What is asked:
Give the data again, word for word.

Extracted records:
· · ·

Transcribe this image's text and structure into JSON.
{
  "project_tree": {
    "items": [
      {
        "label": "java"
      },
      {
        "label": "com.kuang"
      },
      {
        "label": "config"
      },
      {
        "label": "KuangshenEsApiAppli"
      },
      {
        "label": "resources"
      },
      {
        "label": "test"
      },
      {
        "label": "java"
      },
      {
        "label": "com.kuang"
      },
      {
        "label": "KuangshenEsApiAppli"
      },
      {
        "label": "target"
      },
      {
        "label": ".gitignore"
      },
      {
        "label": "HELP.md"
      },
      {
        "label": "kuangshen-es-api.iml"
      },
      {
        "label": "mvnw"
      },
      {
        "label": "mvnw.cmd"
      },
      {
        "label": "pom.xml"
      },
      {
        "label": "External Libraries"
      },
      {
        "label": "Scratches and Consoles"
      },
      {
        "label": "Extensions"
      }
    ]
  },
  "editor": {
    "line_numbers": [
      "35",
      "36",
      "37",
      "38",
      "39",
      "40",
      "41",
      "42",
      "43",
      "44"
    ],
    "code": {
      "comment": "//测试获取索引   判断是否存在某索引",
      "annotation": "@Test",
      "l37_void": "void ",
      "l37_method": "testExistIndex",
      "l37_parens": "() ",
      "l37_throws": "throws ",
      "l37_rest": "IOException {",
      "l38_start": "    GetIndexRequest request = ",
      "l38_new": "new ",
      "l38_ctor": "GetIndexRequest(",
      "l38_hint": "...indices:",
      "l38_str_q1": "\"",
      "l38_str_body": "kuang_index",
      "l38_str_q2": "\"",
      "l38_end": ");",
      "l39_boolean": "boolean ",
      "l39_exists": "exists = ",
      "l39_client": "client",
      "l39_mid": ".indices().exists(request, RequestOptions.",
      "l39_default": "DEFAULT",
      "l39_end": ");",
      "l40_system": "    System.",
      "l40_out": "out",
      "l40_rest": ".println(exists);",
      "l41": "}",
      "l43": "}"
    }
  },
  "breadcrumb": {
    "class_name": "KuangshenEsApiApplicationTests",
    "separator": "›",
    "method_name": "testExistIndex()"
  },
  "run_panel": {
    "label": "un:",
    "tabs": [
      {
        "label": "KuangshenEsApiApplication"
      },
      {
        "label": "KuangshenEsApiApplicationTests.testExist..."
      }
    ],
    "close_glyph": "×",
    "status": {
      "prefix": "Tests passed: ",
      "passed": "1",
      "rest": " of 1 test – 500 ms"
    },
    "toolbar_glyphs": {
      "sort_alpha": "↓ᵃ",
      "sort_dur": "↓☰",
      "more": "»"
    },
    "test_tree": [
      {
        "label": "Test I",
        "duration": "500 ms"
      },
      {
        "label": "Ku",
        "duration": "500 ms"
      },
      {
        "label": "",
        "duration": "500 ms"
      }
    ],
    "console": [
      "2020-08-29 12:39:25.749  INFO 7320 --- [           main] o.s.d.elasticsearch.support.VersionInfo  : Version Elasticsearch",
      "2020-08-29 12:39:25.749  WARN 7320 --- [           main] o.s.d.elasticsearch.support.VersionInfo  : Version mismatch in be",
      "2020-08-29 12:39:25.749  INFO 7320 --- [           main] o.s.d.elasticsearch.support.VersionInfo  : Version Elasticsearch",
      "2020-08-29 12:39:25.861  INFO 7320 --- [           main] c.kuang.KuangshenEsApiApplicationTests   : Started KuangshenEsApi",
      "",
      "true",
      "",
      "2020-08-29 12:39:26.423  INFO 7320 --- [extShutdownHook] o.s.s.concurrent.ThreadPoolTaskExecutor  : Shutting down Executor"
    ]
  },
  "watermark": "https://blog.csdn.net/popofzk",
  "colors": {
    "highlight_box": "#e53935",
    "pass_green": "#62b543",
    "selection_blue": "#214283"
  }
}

· · ·

Final answer:
Transcribe this image's text and structure into JSON.
{
  "project_tree": {
    "items": [
      {
        "label": "java"
      },
      {
        "label": "com.kuang"
      },
      {
        "label": "config"
      },
      {
        "label": "KuangshenEsApiAppli"
      },
      {
        "label": "resources"
      },
      {
        "label": "test"
      },
      {
        "label": "java"
      },
      {
        "label": "com.kuang"
      },
      {
        "label": "KuangshenEsApiAppli"
      },
      {
        "label": "target"
      },
      {
        "label": ".gitignore"
      },
      {
        "label": "HELP.md"
      },
      {
        "label": "kuangshen-es-api.iml"
      },
      {
        "label": "mvnw"
      },
      {
        "label": "mvnw.cmd"
      },
      {
        "label": "pom.xml"
      },
      {
        "label": "External Libraries"
      },
      {
        "label": "Scratches and Consoles"
      },
      {
        "label": "Extensions"
      }
    ]
  },
  "editor": {
    "line_numbers": [
      "35",
      "36",
      "37",
      "38",
      "39",
      "40",
      "41",
      "42",
      "43",
      "44"
    ],
    "code": {
      "comment": "//测试获取索引   判断是否存在某索引",
      "annotation": "@Test",
      "l37_void": "void ",
      "l37_method": "testExistIndex",
      "l37_parens": "() ",
      "l37_throws": "throws ",
      "l37_rest": "IOException {",
      "l38_start": "    GetIndexRequest request = ",
      "l38_new": "new ",
      "l38_ctor": "GetIndexRequest(",
      "l38_hint": "...indices:",
      "l38_str_q1": "\"",
      "l38_str_body": "kuang_index",
      "l38_str_q2": "\"",
      "l38_end": ");",
      "l39_boolean": "boolean ",
      "l39_exists": "exists = ",
      "l39_client": "client",
      "l39_mid": ".indices().exists(request, RequestOptions.",
      "l39_default": "DEFAULT",
      "l39_end": ");",
      "l40_system": "    System.",
      "l40_out": "out",
      "l40_rest": ".println(exists);",
      "l41": "}",
      "l43": "}"
    }
  },
  "breadcrumb": {
    "class_name": "KuangshenEsApiApplicationTests",
    "separator": "›",
    "method_name": "testExistIndex()"
  },
  "run_panel": {
    "label": "un:",
    "tabs": [
      {
        "label": "KuangshenEsApiApplication"
      },
      {
        "label": "KuangshenEsApiApplicationTests.testExist..."
      }
    ],
    "close_glyph": "×",
    "status": {
      "prefix": "Tests passed: ",
      "passed": "1",
      "rest": " of 1 test – 500 ms"
    },
    "toolbar_glyphs": {
      "sort_alpha": "↓ᵃ",
      "sort_dur": "↓☰",
      "more": "»"
    },
    "test_tree": [
      {
        "label": "Test I",
        "duration": "500 ms"
      },
      {
        "label": "Ku",
        "duration": "500 ms"
      },
      {
        "label": "",
        "duration": "500 ms"
      }
    ],
    "console": [
      "2020-08-29 12:39:25.749  INFO 7320 --- [           main] o.s.d.elasticsearch.support.VersionInfo  : Version Elasticsearch",
      "2020-08-29 12:39:25.749  WARN 7320 --- [           main] o.s.d.elasticsearch.support.VersionInfo  : Version mismatch in be",
      "2020-08-29 12:39:25.749  INFO 7320 --- [           main] o.s.d.elasticsearch.support.VersionInfo  : Version Elasticsearch",
      "2020-08-29 12:39:25.861  INFO 7320 --- [           main] c.kuang.KuangshenEsApiApplicationTests   : Started KuangshenEsApi",
      "",
      "true",
      "",
      "2020-08-29 12:39:26.423  INFO 7320 --- [extShutdownHook] o.s.s.concurrent.ThreadPoolTaskExecutor  : Shutting down Executor"
    ]
  },
  "watermark": "https://blog.csdn.net/popofzk",
  "colors": {
    "highlight_box": "#e53935",
    "pass_green": "#62b543",
    "selection_blue": "#214283"
  }
}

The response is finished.